Gather from the material every line that contains the string "phone".

+++

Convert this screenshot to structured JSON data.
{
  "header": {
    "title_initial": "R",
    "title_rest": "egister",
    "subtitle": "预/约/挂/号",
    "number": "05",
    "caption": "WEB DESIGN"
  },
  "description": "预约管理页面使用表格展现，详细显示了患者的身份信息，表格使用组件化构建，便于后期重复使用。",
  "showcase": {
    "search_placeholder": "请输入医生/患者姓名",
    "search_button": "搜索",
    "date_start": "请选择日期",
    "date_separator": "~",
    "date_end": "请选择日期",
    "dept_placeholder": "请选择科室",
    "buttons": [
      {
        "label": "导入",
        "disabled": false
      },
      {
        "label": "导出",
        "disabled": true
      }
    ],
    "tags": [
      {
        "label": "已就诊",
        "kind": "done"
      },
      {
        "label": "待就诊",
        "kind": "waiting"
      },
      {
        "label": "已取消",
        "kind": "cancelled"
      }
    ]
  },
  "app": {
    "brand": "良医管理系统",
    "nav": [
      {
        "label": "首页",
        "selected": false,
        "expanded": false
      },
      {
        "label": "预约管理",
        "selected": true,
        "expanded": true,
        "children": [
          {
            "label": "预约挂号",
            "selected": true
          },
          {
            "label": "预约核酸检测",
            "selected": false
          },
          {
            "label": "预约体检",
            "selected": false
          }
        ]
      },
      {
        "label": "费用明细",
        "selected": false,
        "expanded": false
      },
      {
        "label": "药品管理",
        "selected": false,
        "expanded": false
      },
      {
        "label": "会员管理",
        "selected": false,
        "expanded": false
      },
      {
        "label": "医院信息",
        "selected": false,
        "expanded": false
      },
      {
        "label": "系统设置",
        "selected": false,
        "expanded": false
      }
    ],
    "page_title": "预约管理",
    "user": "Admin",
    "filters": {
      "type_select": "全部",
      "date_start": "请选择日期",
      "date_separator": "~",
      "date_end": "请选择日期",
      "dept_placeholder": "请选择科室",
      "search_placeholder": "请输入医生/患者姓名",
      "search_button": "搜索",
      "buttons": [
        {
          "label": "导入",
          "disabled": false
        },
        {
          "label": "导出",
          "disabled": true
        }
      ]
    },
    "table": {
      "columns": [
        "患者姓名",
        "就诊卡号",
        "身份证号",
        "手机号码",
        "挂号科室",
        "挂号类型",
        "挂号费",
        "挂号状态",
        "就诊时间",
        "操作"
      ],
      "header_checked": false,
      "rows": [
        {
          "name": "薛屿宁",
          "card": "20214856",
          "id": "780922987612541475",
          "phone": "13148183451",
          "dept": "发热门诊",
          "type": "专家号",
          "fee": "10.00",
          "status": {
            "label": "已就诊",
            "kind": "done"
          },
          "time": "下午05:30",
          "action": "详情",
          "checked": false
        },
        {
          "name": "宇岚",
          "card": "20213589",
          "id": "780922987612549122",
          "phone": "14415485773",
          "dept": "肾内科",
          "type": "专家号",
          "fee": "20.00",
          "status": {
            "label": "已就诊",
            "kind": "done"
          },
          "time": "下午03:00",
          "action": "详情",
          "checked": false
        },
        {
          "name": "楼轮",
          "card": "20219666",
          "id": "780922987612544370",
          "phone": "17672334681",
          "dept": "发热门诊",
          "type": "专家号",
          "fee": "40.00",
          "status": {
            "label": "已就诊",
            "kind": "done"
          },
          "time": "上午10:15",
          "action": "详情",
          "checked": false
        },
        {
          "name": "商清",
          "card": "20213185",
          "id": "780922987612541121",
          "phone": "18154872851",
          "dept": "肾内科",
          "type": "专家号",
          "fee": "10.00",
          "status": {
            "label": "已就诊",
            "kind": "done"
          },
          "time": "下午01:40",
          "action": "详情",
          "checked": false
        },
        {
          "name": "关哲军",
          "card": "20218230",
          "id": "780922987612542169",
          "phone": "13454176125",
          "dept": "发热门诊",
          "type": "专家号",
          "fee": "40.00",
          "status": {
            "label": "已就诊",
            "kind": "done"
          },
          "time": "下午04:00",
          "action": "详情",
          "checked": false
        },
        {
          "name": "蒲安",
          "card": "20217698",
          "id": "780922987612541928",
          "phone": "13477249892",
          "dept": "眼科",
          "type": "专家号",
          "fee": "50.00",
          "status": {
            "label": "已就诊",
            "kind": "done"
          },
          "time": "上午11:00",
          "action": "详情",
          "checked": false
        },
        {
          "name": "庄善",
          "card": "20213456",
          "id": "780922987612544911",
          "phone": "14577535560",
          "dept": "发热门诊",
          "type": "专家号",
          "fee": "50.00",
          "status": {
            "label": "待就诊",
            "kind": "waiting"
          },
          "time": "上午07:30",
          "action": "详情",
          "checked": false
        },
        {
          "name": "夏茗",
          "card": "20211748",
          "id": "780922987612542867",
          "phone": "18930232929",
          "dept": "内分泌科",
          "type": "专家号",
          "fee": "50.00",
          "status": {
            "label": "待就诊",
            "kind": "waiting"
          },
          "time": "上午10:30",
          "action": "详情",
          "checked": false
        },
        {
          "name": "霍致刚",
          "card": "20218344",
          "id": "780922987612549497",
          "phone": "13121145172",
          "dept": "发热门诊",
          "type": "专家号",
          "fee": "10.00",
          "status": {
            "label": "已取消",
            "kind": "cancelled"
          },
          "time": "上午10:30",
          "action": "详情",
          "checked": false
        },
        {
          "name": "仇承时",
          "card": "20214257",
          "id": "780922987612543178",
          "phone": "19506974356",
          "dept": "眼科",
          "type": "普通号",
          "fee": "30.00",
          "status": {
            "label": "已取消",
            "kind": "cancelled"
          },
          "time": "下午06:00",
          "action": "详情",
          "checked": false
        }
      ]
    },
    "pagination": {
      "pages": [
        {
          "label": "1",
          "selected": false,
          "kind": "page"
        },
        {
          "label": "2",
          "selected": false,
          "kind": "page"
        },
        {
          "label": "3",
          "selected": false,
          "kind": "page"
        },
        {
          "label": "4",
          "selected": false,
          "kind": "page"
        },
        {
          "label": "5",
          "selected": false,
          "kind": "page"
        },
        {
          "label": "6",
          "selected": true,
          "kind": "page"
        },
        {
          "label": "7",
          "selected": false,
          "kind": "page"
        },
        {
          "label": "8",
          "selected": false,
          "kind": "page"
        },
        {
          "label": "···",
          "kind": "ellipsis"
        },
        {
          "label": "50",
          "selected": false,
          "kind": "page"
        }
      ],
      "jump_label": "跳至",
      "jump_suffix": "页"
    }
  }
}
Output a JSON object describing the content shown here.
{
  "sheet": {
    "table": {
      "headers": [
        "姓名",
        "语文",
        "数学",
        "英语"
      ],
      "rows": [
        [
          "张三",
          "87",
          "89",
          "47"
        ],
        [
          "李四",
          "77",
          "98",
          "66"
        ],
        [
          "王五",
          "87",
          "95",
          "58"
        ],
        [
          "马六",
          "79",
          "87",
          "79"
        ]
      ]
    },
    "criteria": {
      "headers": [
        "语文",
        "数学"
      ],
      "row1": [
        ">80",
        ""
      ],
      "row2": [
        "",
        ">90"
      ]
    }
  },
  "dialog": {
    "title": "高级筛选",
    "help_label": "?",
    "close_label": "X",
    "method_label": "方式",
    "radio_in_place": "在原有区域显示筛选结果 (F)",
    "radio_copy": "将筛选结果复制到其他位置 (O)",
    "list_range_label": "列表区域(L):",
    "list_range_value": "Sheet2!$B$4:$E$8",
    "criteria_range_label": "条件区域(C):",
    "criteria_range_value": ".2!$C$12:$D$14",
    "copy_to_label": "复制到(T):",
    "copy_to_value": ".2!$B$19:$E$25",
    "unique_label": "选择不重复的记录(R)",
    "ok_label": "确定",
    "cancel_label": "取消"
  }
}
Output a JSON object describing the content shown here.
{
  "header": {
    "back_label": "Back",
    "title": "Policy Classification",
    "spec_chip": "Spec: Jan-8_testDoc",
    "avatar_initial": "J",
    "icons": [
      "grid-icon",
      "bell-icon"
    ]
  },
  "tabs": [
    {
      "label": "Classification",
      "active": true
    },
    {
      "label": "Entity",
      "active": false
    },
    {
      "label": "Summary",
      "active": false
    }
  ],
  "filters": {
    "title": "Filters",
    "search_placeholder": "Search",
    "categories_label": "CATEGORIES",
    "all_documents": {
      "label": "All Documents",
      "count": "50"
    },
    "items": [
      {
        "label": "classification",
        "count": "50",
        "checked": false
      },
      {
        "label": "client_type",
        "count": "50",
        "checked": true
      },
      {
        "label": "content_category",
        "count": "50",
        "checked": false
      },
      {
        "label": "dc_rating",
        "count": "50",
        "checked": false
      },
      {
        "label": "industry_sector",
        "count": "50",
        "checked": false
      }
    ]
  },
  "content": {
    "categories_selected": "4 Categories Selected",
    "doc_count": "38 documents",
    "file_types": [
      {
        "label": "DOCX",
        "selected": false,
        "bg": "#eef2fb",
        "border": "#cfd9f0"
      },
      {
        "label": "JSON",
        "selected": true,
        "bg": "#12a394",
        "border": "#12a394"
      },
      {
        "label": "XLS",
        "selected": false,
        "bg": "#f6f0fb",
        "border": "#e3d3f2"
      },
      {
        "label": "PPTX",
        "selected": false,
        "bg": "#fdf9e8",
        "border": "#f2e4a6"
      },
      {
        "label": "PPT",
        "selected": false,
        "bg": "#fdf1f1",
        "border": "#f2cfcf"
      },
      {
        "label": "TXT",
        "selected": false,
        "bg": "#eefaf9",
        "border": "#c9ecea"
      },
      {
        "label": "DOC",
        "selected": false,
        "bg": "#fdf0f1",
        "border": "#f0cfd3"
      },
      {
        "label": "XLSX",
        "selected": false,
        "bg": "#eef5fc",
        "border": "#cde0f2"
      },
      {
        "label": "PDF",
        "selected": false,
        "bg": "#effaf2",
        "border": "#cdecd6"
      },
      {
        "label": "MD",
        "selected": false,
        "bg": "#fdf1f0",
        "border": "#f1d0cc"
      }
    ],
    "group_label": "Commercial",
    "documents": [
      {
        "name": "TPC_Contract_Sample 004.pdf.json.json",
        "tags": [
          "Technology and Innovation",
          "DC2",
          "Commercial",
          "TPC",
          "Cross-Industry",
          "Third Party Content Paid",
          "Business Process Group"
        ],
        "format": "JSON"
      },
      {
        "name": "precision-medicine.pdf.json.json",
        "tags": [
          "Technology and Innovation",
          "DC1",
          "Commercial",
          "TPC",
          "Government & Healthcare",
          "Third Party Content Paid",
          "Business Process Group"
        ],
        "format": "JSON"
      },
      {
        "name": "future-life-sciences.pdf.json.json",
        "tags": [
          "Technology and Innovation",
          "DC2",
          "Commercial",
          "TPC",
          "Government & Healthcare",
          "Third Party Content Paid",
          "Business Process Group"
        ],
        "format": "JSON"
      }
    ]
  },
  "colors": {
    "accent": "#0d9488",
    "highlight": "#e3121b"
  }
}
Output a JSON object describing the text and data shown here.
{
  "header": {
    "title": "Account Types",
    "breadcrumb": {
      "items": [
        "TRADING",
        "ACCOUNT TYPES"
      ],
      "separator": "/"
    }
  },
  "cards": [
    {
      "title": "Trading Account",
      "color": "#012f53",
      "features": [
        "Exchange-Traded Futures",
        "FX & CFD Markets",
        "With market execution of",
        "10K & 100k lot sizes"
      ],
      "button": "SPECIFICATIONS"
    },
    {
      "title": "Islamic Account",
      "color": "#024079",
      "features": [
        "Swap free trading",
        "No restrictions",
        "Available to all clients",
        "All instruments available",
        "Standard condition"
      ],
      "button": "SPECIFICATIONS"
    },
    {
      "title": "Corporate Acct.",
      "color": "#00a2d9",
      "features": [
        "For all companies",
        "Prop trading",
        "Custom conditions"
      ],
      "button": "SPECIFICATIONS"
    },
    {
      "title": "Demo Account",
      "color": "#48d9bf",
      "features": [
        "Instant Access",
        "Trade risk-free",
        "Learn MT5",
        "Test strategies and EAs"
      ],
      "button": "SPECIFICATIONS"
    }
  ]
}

+++

Problem solution:
          "phone": "13148183451",
          "phone": "14415485773",
          "phone": "17672334681",
          "phone": "18154872851",
          "phone": "13454176125",
          "phone": "13477249892",
          "phone": "14577535560",
          "phone": "18930232929",
          "phone": "13121145172",
          "phone": "19506974356",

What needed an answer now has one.